### WHAT YOU NEED TO DO
Write the data out again, character for character, with no images.

### Collected data entries
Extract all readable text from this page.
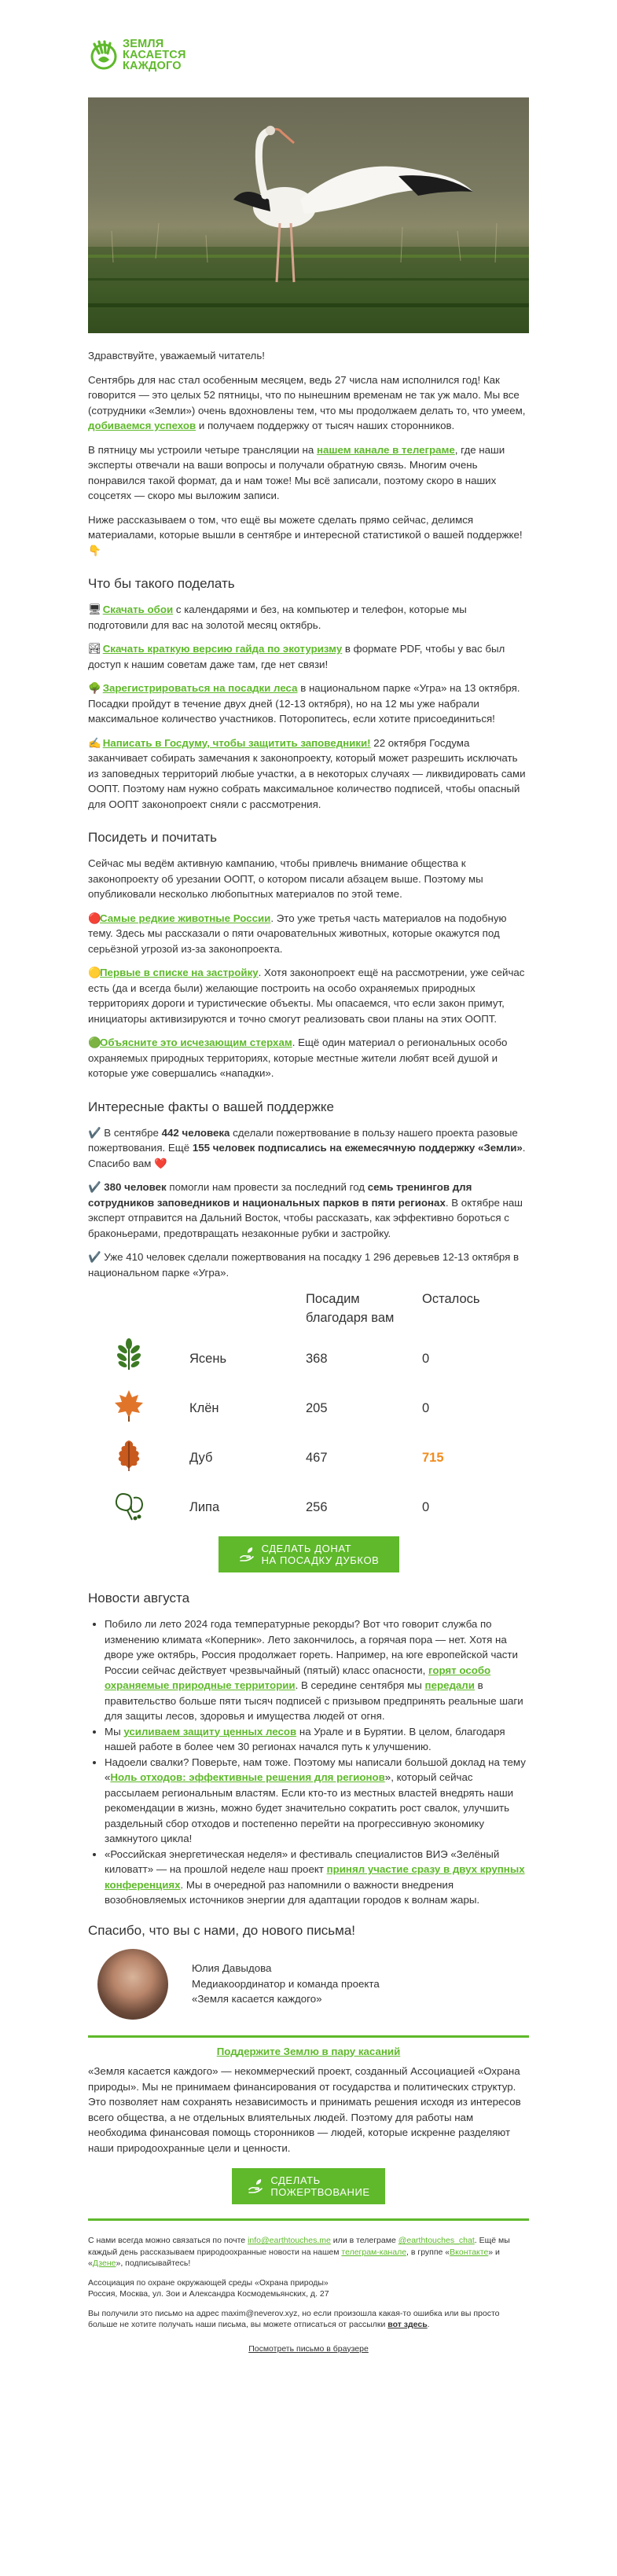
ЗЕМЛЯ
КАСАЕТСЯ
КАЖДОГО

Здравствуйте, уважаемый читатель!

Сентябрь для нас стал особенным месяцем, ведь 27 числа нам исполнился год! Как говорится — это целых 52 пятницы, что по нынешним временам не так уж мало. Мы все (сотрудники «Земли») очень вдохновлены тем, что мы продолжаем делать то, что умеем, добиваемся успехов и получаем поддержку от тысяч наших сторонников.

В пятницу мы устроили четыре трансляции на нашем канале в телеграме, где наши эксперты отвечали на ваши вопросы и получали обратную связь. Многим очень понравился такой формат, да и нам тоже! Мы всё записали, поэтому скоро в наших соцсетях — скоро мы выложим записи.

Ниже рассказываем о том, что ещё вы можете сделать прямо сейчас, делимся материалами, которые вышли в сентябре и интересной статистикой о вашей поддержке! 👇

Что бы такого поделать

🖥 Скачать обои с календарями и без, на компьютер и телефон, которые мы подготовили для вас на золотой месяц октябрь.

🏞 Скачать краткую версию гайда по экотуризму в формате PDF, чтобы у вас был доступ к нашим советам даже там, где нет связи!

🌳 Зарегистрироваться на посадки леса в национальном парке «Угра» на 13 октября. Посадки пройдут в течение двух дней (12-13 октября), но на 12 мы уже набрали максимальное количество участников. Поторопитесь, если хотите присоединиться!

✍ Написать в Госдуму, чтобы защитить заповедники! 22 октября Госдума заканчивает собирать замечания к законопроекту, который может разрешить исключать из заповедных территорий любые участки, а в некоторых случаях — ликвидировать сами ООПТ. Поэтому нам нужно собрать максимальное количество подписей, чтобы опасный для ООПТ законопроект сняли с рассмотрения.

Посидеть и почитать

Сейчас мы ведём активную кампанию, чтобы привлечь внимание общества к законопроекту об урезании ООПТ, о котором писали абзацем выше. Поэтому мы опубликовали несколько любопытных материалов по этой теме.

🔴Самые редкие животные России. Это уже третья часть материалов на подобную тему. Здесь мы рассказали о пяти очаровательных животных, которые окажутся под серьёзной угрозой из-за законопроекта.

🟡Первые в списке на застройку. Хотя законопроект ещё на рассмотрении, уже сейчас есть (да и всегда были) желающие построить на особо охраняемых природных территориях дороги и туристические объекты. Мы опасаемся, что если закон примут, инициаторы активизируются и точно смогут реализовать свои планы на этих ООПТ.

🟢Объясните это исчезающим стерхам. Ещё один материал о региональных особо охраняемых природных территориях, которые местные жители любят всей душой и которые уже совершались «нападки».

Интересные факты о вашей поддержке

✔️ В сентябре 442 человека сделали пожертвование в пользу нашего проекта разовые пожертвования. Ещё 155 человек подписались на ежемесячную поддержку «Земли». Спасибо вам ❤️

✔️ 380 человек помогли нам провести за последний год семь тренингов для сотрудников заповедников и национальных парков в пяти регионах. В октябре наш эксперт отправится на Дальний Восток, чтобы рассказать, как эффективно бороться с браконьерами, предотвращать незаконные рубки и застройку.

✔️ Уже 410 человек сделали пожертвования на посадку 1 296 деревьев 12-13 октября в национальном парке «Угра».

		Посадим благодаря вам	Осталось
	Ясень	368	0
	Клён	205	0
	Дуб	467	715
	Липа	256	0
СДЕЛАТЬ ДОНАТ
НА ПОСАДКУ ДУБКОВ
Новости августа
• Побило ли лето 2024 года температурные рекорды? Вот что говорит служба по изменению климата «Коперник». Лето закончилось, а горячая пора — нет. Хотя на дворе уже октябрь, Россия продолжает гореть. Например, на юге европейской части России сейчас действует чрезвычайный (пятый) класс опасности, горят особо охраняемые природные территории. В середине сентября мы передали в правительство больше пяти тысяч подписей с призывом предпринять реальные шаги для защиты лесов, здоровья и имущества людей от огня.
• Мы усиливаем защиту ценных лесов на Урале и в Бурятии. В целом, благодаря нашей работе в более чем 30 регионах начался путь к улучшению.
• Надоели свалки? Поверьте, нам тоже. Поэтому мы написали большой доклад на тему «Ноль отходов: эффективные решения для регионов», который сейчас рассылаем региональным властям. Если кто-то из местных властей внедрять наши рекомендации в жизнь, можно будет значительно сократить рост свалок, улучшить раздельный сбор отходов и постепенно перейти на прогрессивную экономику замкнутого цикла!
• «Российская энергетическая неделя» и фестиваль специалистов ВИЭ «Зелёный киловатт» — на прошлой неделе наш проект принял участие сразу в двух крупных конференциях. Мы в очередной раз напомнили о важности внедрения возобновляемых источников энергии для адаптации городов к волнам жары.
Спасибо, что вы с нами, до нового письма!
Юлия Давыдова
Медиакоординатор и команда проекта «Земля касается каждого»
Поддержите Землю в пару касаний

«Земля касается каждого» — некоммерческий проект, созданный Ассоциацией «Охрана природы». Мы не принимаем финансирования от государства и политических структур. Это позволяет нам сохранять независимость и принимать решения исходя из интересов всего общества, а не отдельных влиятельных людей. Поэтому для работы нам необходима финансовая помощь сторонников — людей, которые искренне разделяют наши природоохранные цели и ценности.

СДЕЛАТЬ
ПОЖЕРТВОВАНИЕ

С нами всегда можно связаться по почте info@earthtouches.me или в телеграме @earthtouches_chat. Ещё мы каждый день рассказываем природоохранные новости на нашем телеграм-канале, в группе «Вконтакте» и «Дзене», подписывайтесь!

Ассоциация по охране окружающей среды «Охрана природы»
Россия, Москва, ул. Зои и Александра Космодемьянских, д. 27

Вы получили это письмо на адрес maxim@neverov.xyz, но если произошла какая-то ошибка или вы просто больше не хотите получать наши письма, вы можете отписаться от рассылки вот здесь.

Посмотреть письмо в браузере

### TASK ANSWER
Extract all readable text from this page.
ЗЕМЛЯ
КАСАЕТСЯ
КАЖДОГО

Здравствуйте, уважаемый читатель!

Сентябрь для нас стал особенным месяцем, ведь 27 числа нам исполнился год! Как говорится — это целых 52 пятницы, что по нынешним временам не так уж мало. Мы все (сотрудники «Земли») очень вдохновлены тем, что мы продолжаем делать то, что умеем, добиваемся успехов и получаем поддержку от тысяч наших сторонников.

В пятницу мы устроили четыре трансляции на нашем канале в телеграме, где наши эксперты отвечали на ваши вопросы и получали обратную связь. Многим очень понравился такой формат, да и нам тоже! Мы всё записали, поэтому скоро в наших соцсетях — скоро мы выложим записи.

Ниже рассказываем о том, что ещё вы можете сделать прямо сейчас, делимся материалами, которые вышли в сентябре и интересной статистикой о вашей поддержке! 👇

Что бы такого поделать

🖥 Скачать обои с календарями и без, на компьютер и телефон, которые мы подготовили для вас на золотой месяц октябрь.

🏞 Скачать краткую версию гайда по экотуризму в формате PDF, чтобы у вас был доступ к нашим советам даже там, где нет связи!

🌳 Зарегистрироваться на посадки леса в национальном парке «Угра» на 13 октября. Посадки пройдут в течение двух дней (12-13 октября), но на 12 мы уже набрали максимальное количество участников. Поторопитесь, если хотите присоединиться!

✍ Написать в Госдуму, чтобы защитить заповедники! 22 октября Госдума заканчивает собирать замечания к законопроекту, который может разрешить исключать из заповедных территорий любые участки, а в некоторых случаях — ликвидировать сами ООПТ. Поэтому нам нужно собрать максимальное количество подписей, чтобы опасный для ООПТ законопроект сняли с рассмотрения.

Посидеть и почитать

Сейчас мы ведём активную кампанию, чтобы привлечь внимание общества к законопроекту об урезании ООПТ, о котором писали абзацем выше. Поэтому мы опубликовали несколько любопытных материалов по этой теме.

🔴Самые редкие животные России. Это уже третья часть материалов на подобную тему. Здесь мы рассказали о пяти очаровательных животных, которые окажутся под серьёзной угрозой из-за законопроекта.

🟡Первые в списке на застройку. Хотя законопроект ещё на рассмотрении, уже сейчас есть (да и всегда были) желающие построить на особо охраняемых природных территориях дороги и туристические объекты. Мы опасаемся, что если закон примут, инициаторы активизируются и точно смогут реализовать свои планы на этих ООПТ.

🟢Объясните это исчезающим стерхам. Ещё один материал о региональных особо охраняемых природных территориях, которые местные жители любят всей душой и которые уже совершались «нападки».

Интересные факты о вашей поддержке

✔️ В сентябре 442 человека сделали пожертвование в пользу нашего проекта разовые пожертвования. Ещё 155 человек подписались на ежемесячную поддержку «Земли». Спасибо вам ❤️

✔️ 380 человек помогли нам провести за последний год семь тренингов для сотрудников заповедников и национальных парков в пяти регионах. В октябре наш эксперт отправится на Дальний Восток, чтобы рассказать, как эффективно бороться с браконьерами, предотвращать незаконные рубки и застройку.

✔️ Уже 410 человек сделали пожертвования на посадку 1 296 деревьев 12-13 октября в национальном парке «Угра».

		Посадим благодаря вам	Осталось
	Ясень	368	0
	Клён	205	0
	Дуб	467	715
	Липа	256	0
СДЕЛАТЬ ДОНАТ
НА ПОСАДКУ ДУБКОВ
Новости августа
• Побило ли лето 2024 года температурные рекорды? Вот что говорит служба по изменению климата «Коперник». Лето закончилось, а горячая пора — нет. Хотя на дворе уже октябрь, Россия продолжает гореть. Например, на юге европейской части России сейчас действует чрезвычайный (пятый) класс опасности, горят особо охраняемые природные территории. В середине сентября мы передали в правительство больше пяти тысяч подписей с призывом предпринять реальные шаги для защиты лесов, здоровья и имущества людей от огня.
• Мы усиливаем защиту ценных лесов на Урале и в Бурятии. В целом, благодаря нашей работе в более чем 30 регионах начался путь к улучшению.
• Надоели свалки? Поверьте, нам тоже. Поэтому мы написали большой доклад на тему «Ноль отходов: эффективные решения для регионов», который сейчас рассылаем региональным властям. Если кто-то из местных властей внедрять наши рекомендации в жизнь, можно будет значительно сократить рост свалок, улучшить раздельный сбор отходов и постепенно перейти на прогрессивную экономику замкнутого цикла!
• «Российская энергетическая неделя» и фестиваль специалистов ВИЭ «Зелёный киловатт» — на прошлой неделе наш проект принял участие сразу в двух крупных конференциях. Мы в очередной раз напомнили о важности внедрения возобновляемых источников энергии для адаптации городов к волнам жары.
Спасибо, что вы с нами, до нового письма!
Юлия Давыдова
Медиакоординатор и команда проекта «Земля касается каждого»
Поддержите Землю в пару касаний

«Земля касается каждого» — некоммерческий проект, созданный Ассоциацией «Охрана природы». Мы не принимаем финансирования от государства и политических структур. Это позволяет нам сохранять независимость и принимать решения исходя из интересов всего общества, а не отдельных влиятельных людей. Поэтому для работы нам необходима финансовая помощь сторонников — людей, которые искренне разделяют наши природоохранные цели и ценности.

СДЕЛАТЬ
ПОЖЕРТВОВАНИЕ

С нами всегда можно связаться по почте info@earthtouches.me или в телеграме @earthtouches_chat. Ещё мы каждый день рассказываем природоохранные новости на нашем телеграм-канале, в группе «Вконтакте» и «Дзене», подписывайтесь!

Ассоциация по охране окружающей среды «Охрана природы»
Россия, Москва, ул. Зои и Александра Космодемьянских, д. 27

Вы получили это письмо на адрес maxim@neverov.xyz, но если произошла какая-то ошибка или вы просто больше не хотите получать наши письма, вы можете отписаться от рассылки вот здесь.

Посмотреть письмо в браузере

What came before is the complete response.